### Supplied material

--*--

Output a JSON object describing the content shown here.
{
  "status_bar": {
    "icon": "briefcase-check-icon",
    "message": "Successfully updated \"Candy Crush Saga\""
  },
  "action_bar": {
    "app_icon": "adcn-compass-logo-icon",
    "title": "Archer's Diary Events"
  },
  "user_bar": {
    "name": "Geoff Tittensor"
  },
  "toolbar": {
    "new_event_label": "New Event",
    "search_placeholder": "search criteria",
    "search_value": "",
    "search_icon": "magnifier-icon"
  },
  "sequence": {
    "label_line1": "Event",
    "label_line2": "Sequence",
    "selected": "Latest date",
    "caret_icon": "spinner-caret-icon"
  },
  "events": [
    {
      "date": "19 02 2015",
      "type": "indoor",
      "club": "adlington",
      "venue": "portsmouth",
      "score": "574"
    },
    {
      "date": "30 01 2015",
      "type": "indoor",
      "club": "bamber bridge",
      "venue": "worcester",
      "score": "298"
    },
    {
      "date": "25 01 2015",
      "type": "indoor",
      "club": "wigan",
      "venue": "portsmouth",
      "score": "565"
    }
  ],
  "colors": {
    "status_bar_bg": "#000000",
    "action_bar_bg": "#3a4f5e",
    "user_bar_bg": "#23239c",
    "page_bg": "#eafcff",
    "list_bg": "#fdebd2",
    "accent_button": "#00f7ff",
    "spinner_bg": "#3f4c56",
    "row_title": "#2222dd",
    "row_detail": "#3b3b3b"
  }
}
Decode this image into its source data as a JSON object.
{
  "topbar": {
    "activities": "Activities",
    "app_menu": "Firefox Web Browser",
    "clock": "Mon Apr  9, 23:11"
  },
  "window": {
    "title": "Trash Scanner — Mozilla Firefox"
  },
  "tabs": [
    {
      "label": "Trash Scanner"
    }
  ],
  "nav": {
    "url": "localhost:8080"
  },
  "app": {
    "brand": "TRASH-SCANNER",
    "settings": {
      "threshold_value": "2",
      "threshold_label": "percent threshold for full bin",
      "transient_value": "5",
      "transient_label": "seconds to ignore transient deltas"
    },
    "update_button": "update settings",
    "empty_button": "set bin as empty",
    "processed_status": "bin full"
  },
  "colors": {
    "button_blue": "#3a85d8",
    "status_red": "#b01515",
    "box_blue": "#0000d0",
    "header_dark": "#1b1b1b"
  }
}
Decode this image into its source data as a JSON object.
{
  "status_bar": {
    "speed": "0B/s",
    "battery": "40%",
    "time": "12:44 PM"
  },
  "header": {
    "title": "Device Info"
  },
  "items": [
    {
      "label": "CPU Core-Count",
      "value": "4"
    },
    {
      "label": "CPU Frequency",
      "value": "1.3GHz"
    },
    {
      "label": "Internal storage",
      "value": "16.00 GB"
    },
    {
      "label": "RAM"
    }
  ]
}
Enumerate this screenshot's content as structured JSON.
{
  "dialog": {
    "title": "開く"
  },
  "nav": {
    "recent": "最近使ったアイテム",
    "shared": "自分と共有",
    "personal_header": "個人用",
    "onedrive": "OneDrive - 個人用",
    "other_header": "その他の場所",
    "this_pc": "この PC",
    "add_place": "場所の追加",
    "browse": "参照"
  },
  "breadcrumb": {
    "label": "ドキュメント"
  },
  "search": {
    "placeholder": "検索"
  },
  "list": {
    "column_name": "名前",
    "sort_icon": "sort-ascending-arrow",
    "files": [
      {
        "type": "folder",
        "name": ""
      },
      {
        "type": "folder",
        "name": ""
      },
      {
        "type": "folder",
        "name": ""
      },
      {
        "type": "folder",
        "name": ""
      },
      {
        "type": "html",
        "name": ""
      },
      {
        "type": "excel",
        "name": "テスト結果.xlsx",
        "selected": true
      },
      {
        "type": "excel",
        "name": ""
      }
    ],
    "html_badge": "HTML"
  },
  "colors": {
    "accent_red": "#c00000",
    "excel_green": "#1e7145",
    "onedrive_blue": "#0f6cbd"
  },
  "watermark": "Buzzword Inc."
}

--*--

### What to do
Give back, exactly as written, the lines from the one with "Enumerate this screenshot's" to the last line.

### Problem solution
Enumerate this screenshot's content as structured JSON.
{
  "dialog": {
    "title": "開く"
  },
  "nav": {
    "recent": "最近使ったアイテム",
    "shared": "自分と共有",
    "personal_header": "個人用",
    "onedrive": "OneDrive - 個人用",
    "other_header": "その他の場所",
    "this_pc": "この PC",
    "add_place": "場所の追加",
    "browse": "参照"
  },
  "breadcrumb": {
    "label": "ドキュメント"
  },
  "search": {
    "placeholder": "検索"
  },
  "list": {
    "column_name": "名前",
    "sort_icon": "sort-ascending-arrow",
    "files": [
      {
        "type": "folder",
        "name": ""
      },
      {
        "type": "folder",
        "name": ""
      },
      {
        "type": "folder",
        "name": ""
      },
      {
        "type": "folder",
        "name": ""
      },
      {
        "type": "html",
        "name": ""
      },
      {
        "type": "excel",
        "name": "テスト結果.xlsx",
        "selected": true
      },
      {
        "type": "excel",
        "name": ""
      }
    ],
    "html_badge": "HTML"
  },
  "colors": {
    "accent_red": "#c00000",
    "excel_green": "#1e7145",
    "onedrive_blue": "#0f6cbd"
  },
  "watermark": "Buzzword Inc."
}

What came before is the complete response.